EXERCISE: In this exercise, reproduce all the entries that follow exactly.
☆ ☆ ☆ ☆ ☆
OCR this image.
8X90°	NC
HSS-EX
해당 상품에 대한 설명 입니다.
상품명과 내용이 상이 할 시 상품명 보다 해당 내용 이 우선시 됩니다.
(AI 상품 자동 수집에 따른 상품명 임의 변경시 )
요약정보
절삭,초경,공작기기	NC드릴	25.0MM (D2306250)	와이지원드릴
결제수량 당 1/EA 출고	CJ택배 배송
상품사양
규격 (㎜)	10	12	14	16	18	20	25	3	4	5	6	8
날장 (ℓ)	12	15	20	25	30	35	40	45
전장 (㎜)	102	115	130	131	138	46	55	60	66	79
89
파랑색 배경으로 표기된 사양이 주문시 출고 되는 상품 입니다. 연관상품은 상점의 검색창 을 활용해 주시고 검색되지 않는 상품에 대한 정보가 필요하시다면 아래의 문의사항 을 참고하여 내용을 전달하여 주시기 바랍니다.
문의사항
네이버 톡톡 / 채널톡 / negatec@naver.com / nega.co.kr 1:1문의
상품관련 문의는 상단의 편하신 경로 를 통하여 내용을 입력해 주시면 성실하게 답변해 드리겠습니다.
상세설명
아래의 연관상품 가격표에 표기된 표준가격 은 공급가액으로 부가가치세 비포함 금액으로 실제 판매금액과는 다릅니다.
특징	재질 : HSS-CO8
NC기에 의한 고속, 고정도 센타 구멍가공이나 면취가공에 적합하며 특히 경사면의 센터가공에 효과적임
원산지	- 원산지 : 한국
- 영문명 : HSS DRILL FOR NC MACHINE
☆ ☆ ☆ ☆ ☆
EXERCISE OUTPUT:
OCR this image.
8X90°	NC
HSS-EX
해당 상품에 대한 설명 입니다.
상품명과 내용이 상이 할 시 상품명 보다 해당 내용 이 우선시 됩니다.
(AI 상품 자동 수집에 따른 상품명 임의 변경시 )
요약정보
절삭,초경,공작기기	NC드릴	25.0MM (D2306250)	와이지원드릴
결제수량 당 1/EA 출고	CJ택배 배송
상품사양
규격 (㎜)	10	12	14	16	18	20	25	3	4	5	6	8
날장 (ℓ)	12	15	20	25	30	35	40	45
전장 (㎜)	102	115	130	131	138	46	55	60	66	79
89
파랑색 배경으로 표기된 사양이 주문시 출고 되는 상품 입니다. 연관상품은 상점의 검색창 을 활용해 주시고 검색되지 않는 상품에 대한 정보가 필요하시다면 아래의 문의사항 을 참고하여 내용을 전달하여 주시기 바랍니다.
문의사항
네이버 톡톡 / 채널톡 / negatec@naver.com / nega.co.kr 1:1문의
상품관련 문의는 상단의 편하신 경로 를 통하여 내용을 입력해 주시면 성실하게 답변해 드리겠습니다.
상세설명
아래의 연관상품 가격표에 표기된 표준가격 은 공급가액으로 부가가치세 비포함 금액으로 실제 판매금액과는 다릅니다.
특징	재질 : HSS-CO8
NC기에 의한 고속, 고정도 센타 구멍가공이나 면취가공에 적합하며 특히 경사면의 센터가공에 효과적임
원산지	- 원산지 : 한국
- 영문명 : HSS DRILL FOR NC MACHINE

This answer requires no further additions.